_Extrait à lire_
Le M23 au second plan ?
Bien consciente du désintérêt relatif dont avait fait preuve la première administration Trump, la partie congolaise a souhaité sonder les intentions de la nouvelle équipe, selon un proche de Félix Tshisekedi. En toile de fond, un conseiller du président congolais évoque notamment la crainte de voir Washington se détourner du dossier du M23, la rébellion soutenue par le Rwanda dans l’est de la RDC, pour se consacrer uniquement à Gaza et à l’Ukraine. « Donald Trump a été élu pour régler, avant tout, les problèmes des Américains, reconnaissait le ministre congolais de la Communication, Patrick Muyaya, dans une interview à Jeune-Afrique en décembre dernier. Il a néanmoins pris l’engagement de contribuer à mettre fin aux guerres. Nous espérons donc que celle que nous impose le Rwanda fera partie de son agenda et que nous pourrons aussi consolider nos rapports économiques [avec les États-Unis]. »
Depuis la fin de l’année 2023, les États-Unis se sont davantage impliqués dans le processus de médiation entre la RDC et le Rwanda. Soutiens de l’initiative pilotée par l’Angolais João Lourenço, ils ont aussi facilité, à travers leur directrice du renseignement, Avril Haines, la mise en place d’une trêve humanitaire début juillet 2024. Une trêve à laquelle a succédé un cessez-le-feu, lequel n’existe aujourd’hui plus que sur le papier.
« Il est encore trop tôt pour anticiper ce que sera la politique de Donald Trump dans un tel dossier », tempère Mvemba Phezo Dizolele, directeur du département Afrique au sein du Center for Strategic and International Studies (CSIS), un cercle de réflexion sur la politique étrangère américaine basé à Washington. « L’administration Biden s’est investie dans ce dossier à un moment d’escalade entre les deux pays, avec l’entrée en scène des drones du côté congolais et l’avancée du M23. Celle de Trump en fera-t-elle de même si on atteint le même point ? Cela va dépendre des acteurs qui seront en poste côté américain mais aussi de l’attitude des pays concernés », ajoute-t-il.

_Actions à mener_
**a)** D'après l'extrait sur le M23, par l'intermédiaire de qui les États-Unis ont-ils facilité la mise en place d'une trêve humanitaire début juillet 2024 ?
**b)** Prolongez l'extrait sur le M23 en reprenant après sa dernière phrase.

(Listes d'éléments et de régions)
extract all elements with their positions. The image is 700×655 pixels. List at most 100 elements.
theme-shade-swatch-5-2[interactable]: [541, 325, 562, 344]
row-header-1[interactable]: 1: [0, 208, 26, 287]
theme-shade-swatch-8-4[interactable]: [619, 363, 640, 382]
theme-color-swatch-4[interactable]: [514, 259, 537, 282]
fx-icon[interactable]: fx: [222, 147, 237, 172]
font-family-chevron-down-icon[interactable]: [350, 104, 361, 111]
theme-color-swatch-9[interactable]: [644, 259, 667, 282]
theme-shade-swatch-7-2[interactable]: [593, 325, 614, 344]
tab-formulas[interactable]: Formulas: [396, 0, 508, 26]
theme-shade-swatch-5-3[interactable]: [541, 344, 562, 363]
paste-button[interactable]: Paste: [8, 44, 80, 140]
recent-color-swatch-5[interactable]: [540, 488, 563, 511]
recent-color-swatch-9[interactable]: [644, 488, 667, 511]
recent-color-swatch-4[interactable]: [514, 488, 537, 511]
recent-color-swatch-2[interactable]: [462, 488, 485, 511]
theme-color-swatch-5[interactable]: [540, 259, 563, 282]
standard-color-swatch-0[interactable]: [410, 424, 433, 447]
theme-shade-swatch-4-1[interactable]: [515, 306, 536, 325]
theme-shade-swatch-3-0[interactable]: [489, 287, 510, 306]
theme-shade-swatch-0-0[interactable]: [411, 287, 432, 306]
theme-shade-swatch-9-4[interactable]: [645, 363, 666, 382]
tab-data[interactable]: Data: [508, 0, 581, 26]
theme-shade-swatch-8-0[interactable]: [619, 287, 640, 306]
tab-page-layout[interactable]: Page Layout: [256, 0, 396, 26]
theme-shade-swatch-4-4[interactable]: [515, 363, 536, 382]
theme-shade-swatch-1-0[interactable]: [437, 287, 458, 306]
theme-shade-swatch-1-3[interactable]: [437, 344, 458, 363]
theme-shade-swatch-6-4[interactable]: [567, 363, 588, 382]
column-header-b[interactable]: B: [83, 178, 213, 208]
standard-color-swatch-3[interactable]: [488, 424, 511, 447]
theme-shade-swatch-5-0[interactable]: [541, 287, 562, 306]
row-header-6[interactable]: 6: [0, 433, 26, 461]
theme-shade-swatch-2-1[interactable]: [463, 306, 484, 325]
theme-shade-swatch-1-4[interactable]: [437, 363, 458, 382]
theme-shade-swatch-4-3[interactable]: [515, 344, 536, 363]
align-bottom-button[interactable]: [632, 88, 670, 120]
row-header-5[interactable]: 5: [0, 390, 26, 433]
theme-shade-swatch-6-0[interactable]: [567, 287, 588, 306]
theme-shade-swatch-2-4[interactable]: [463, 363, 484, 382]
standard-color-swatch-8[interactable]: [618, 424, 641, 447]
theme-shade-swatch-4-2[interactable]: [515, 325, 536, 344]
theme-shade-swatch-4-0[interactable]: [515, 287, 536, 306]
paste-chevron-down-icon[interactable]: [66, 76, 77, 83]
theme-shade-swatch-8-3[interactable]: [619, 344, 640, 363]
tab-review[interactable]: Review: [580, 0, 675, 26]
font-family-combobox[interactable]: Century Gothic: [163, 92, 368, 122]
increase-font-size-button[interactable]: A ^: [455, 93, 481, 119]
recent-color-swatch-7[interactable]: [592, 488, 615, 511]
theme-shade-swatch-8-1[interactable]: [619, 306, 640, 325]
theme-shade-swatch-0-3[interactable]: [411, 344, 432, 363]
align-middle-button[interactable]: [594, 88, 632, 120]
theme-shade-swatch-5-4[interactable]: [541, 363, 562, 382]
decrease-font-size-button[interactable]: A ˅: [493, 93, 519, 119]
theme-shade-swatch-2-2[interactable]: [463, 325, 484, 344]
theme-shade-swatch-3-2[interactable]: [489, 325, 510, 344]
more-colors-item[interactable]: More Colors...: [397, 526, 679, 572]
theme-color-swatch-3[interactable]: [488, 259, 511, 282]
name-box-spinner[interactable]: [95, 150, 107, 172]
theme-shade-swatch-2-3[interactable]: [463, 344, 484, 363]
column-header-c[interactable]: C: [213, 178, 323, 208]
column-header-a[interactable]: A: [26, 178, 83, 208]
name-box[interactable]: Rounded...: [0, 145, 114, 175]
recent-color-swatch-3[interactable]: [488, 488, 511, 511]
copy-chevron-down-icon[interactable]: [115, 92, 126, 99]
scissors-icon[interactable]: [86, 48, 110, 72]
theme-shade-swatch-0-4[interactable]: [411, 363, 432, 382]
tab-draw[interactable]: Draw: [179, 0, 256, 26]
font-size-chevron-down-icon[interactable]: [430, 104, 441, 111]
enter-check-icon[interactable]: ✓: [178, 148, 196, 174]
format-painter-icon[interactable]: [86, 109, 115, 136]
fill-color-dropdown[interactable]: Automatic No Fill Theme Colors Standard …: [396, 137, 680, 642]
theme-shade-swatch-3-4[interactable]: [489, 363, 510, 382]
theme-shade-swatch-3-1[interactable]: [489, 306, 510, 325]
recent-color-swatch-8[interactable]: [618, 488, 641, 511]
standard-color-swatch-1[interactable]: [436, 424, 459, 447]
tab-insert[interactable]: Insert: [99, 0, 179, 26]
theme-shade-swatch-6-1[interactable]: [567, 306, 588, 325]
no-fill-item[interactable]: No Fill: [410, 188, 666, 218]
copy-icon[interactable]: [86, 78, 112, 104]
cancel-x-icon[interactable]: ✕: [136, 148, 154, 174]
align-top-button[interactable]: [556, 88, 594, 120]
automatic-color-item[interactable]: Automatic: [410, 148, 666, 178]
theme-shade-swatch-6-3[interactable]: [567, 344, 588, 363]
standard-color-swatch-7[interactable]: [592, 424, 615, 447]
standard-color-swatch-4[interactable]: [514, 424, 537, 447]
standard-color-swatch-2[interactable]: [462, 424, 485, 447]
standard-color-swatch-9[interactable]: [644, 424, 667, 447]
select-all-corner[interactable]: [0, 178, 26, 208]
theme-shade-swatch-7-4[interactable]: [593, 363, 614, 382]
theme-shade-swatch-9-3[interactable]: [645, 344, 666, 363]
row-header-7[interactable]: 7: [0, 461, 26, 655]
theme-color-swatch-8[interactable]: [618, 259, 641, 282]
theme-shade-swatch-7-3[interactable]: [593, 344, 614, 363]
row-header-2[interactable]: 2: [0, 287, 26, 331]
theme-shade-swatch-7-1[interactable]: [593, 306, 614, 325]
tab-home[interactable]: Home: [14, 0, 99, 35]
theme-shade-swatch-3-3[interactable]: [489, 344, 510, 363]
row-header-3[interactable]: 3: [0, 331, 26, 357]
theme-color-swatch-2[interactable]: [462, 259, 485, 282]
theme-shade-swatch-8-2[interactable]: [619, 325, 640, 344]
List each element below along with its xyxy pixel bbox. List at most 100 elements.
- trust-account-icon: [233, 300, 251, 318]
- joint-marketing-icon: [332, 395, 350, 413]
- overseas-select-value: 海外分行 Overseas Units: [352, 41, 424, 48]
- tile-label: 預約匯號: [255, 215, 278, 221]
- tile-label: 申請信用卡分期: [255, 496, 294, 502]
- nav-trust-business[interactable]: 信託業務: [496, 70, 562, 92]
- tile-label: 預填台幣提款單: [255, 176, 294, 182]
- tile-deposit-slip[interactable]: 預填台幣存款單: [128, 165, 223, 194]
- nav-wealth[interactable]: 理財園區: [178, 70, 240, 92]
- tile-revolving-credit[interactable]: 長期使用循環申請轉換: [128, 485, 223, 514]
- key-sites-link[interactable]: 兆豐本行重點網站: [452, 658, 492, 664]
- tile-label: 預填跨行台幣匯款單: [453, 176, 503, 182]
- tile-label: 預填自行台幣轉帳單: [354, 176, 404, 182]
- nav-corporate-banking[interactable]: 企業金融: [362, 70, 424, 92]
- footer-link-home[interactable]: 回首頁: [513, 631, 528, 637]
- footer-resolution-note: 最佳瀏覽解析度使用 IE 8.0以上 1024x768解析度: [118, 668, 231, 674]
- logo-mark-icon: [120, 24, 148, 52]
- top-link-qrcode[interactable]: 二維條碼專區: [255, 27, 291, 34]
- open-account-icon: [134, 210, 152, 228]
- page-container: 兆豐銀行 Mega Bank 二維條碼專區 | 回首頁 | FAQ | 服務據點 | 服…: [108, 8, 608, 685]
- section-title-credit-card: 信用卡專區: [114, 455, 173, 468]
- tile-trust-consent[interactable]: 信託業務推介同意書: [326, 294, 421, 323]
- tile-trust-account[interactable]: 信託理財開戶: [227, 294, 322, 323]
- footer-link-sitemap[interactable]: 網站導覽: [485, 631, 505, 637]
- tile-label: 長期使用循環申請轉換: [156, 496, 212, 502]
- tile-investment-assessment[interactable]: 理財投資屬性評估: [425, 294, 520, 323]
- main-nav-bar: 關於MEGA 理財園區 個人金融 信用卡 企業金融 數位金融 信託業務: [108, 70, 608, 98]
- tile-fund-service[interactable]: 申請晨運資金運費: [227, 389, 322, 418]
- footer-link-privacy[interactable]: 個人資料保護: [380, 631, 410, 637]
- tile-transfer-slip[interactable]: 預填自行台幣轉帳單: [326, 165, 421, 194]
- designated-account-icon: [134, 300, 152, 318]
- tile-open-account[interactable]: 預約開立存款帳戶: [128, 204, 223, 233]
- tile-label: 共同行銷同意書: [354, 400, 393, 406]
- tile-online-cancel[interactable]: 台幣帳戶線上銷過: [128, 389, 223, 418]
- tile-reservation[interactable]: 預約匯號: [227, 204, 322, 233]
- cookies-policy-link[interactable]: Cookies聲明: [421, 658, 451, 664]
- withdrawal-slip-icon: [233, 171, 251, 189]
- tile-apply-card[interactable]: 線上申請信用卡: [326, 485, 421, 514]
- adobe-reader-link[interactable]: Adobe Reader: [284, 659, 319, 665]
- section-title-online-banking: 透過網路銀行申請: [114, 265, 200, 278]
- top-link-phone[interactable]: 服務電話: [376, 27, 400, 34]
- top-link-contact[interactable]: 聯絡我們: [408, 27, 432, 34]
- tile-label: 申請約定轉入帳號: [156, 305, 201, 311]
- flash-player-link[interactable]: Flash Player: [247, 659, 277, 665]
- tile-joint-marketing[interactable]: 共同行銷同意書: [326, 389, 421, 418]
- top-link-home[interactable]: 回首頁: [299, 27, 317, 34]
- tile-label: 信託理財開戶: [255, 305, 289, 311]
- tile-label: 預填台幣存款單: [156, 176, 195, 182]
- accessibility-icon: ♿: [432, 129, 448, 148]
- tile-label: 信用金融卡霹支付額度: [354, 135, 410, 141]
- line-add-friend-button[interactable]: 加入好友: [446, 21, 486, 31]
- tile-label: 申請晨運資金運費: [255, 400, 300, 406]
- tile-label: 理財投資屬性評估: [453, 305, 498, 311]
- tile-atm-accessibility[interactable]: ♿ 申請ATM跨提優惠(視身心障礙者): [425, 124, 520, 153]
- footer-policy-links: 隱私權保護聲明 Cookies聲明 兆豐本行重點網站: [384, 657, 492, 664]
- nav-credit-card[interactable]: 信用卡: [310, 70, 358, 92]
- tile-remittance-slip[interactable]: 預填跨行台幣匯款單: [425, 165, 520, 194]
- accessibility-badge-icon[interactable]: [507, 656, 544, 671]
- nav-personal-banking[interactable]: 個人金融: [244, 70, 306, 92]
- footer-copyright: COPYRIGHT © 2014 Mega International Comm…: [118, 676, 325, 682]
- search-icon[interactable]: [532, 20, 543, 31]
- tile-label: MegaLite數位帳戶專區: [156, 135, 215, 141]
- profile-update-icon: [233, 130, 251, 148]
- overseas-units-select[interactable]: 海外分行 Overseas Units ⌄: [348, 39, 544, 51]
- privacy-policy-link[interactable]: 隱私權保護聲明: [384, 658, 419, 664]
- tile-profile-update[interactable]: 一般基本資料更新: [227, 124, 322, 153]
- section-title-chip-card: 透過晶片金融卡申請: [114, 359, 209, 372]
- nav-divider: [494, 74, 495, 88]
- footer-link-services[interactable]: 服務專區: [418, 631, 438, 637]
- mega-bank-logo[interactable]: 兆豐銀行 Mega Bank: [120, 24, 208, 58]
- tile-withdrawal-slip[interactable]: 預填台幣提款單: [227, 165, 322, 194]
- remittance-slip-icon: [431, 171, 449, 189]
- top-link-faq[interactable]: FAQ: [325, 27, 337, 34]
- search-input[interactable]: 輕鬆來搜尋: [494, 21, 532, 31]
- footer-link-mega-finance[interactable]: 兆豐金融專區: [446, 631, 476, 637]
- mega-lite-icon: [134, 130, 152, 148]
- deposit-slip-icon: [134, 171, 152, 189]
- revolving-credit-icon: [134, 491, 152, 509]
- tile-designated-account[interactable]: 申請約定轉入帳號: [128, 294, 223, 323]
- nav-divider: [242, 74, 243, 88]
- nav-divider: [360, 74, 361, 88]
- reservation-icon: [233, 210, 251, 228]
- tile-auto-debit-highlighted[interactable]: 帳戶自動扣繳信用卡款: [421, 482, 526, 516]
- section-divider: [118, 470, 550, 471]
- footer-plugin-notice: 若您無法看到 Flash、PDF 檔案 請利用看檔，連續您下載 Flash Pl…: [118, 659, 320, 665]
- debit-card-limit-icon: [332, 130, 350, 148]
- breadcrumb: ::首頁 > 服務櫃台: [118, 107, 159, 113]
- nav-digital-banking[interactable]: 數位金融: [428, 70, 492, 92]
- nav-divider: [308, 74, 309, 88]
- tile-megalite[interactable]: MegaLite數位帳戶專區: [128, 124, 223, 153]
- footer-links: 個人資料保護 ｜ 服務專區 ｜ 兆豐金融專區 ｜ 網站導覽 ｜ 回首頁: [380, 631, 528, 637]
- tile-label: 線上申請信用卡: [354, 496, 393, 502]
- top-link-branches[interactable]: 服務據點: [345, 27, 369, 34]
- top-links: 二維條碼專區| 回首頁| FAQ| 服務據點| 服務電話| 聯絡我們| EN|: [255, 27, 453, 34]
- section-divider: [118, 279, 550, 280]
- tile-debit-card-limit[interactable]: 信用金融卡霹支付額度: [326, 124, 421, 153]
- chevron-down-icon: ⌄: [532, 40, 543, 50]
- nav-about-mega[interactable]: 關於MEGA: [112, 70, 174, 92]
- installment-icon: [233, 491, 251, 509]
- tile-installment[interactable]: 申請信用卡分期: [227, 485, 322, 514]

_Corrigé de l'exercice_
**a)** Par Avril Haines, leur directrice du renseignement.

**b)**
Rivalité avec Pékin
Si le degré d’investissement américain dans le conflit dans l’est de la RDC paraît impossible à anticiper, surtout pour une administration déterminée à sécuriser ses propres intérêts stratégiques, les émissaires du président congolais ont néanmoins évoqué auprès de leurs interlocuteurs le rôle central que le Congo joue dans la course aux minerais stratégiques pour la transition énergétique. Cet argument, qui rejoint celui de la rivalité entre Washington et Pékin dans ce domaine, ne doit rien au hasard. En 2019, à l’arrivée au pouvoir de Félix Tshisekedi, il avait même semblé susciter l’intérêt de l’administration Trump.
À l’époque, le changement de régime en RDC présente deux opportunités pour Washington : il permet de tourner la page houleuse du dernier mandat de Joseph Kabila, et ouvre la porte à une contre-offensive américaine dans le secteur minier où les États-Unis ont perdu beaucoup de terrain face à leur rival chinois.
Pour avancer ses pions à Kinshasa, Washington s’appuie alors sur l’ambassadeur Mike Hammer. Ce diplomate volubile et hyperactif devient rapidement l’un des apôtres de la rupture entre le nouveau président congolais et son prédécesseur, au point de se voir reprocher son ingérence dans la vie politique congolaise. En toile de fond, Hammer espère obtenir des retombées économiques et pousser les investisseurs américains à s’engager en RDC.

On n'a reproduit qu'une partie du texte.